## What the task requires:
Look through the records below and collect all lines that hold the string "label".

# Source data start

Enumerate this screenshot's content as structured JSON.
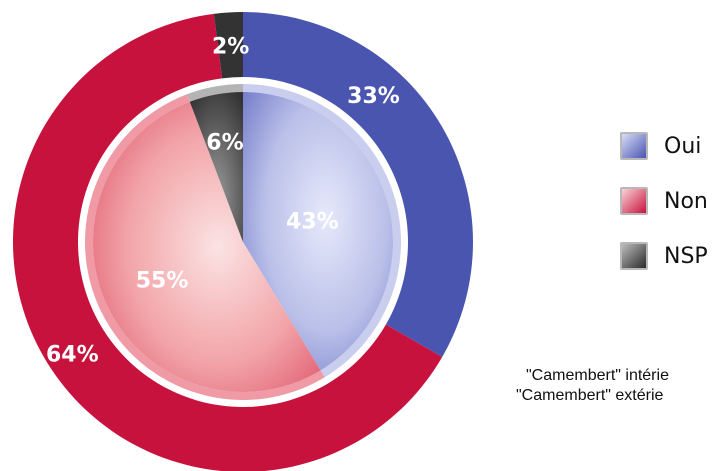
{
  "chart_data": {
    "type": "pie",
    "title": "",
    "outer": {
      "caption": "\"Camembert\" extérie",
      "slices": [
        {
          "category": "Oui",
          "value": 33,
          "label": "33%"
        },
        {
          "category": "Non",
          "value": 64,
          "label": "64%"
        },
        {
          "category": "NSP",
          "value": 2,
          "label": "2%"
        }
      ]
    },
    "inner": {
      "caption": "\"Camembert\" intérie",
      "slices": [
        {
          "category": "Oui",
          "value": 43,
          "label": "43%"
        },
        {
          "category": "Non",
          "value": 55,
          "label": "55%"
        },
        {
          "category": "NSP",
          "value": 6,
          "label": "6%"
        }
      ]
    },
    "legend": {
      "placement": "right",
      "items": [
        {
          "label": "Oui",
          "color": "#4a55b0"
        },
        {
          "label": "Non",
          "color": "#c8123e"
        },
        {
          "label": "NSP",
          "color": "#3a3a3a"
        }
      ]
    }
  },
  "colors": {
    "oui": "#4a55b0",
    "non": "#c8123e",
    "nsp": "#333333",
    "background": "#ffffff"
  }
}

# Source data end

## Written response:
          "label": "33%"
          "label": "64%"
          "label": "2%"
          "label": "43%"
          "label": "55%"
          "label": "6%"
          "label": "Oui",
          "label": "Non",
          "label": "NSP",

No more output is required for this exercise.